* _Task goal_: Look for the string "управления" and copy every line that has it.

* _Data rows_:
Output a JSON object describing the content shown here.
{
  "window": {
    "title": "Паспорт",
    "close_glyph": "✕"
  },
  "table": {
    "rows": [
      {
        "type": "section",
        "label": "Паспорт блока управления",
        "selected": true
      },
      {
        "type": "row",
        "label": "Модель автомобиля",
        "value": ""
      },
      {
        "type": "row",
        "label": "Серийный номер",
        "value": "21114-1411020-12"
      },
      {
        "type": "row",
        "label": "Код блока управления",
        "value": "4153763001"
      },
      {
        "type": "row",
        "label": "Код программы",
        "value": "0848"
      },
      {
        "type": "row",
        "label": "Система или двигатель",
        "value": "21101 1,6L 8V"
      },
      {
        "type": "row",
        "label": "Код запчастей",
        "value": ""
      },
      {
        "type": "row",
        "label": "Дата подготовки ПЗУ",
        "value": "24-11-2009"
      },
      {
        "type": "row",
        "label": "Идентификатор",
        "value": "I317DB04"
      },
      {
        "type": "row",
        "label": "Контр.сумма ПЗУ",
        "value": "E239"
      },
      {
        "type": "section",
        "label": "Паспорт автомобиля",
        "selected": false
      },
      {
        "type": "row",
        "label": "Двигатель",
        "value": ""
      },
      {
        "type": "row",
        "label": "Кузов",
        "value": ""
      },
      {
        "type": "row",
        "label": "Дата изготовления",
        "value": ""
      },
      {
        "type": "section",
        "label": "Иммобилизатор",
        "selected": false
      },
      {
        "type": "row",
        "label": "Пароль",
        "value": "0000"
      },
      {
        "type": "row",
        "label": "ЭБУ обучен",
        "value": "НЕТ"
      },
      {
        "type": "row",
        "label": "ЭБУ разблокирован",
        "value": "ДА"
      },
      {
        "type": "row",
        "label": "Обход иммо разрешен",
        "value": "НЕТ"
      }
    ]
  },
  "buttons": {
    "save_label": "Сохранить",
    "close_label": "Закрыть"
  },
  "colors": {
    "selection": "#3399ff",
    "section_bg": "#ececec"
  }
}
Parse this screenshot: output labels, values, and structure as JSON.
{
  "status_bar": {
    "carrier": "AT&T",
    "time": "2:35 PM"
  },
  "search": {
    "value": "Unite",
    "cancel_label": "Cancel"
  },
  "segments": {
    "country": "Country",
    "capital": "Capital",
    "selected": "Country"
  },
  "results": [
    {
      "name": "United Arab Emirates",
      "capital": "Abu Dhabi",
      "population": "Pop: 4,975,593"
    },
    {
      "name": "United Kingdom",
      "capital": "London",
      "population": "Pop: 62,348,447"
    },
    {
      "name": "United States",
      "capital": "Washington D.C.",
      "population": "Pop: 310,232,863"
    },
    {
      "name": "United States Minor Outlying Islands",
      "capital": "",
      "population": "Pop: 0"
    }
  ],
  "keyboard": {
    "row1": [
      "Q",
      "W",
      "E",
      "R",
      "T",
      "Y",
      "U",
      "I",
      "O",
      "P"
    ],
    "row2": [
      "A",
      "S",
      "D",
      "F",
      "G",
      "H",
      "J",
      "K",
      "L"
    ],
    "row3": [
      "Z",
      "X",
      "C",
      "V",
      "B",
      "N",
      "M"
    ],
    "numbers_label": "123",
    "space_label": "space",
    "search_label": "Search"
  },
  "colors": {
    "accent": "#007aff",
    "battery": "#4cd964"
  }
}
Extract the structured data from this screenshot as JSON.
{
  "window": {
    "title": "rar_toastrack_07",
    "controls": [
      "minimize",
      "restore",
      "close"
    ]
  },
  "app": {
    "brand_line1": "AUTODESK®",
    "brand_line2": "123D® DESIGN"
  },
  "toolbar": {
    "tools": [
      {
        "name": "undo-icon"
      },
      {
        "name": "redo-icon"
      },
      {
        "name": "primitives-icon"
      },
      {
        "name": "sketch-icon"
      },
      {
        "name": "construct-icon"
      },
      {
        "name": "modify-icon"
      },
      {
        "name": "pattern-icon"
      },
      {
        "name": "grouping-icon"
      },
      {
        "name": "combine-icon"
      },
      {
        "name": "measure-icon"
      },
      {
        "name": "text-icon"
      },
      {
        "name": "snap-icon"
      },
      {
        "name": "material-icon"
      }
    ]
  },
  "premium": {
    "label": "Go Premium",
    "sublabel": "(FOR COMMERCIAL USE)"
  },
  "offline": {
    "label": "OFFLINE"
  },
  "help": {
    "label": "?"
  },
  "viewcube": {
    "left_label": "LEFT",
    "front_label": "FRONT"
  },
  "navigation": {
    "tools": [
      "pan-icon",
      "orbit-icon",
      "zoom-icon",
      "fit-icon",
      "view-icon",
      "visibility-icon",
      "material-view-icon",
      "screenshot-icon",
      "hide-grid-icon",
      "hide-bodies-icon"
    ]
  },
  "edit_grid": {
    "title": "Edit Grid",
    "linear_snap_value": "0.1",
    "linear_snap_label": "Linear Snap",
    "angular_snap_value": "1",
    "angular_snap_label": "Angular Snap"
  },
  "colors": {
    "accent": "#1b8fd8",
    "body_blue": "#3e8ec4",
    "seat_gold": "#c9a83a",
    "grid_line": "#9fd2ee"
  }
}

* _Problem solution_:
        "label": "Паспорт блока управления",
        "label": "Код блока управления",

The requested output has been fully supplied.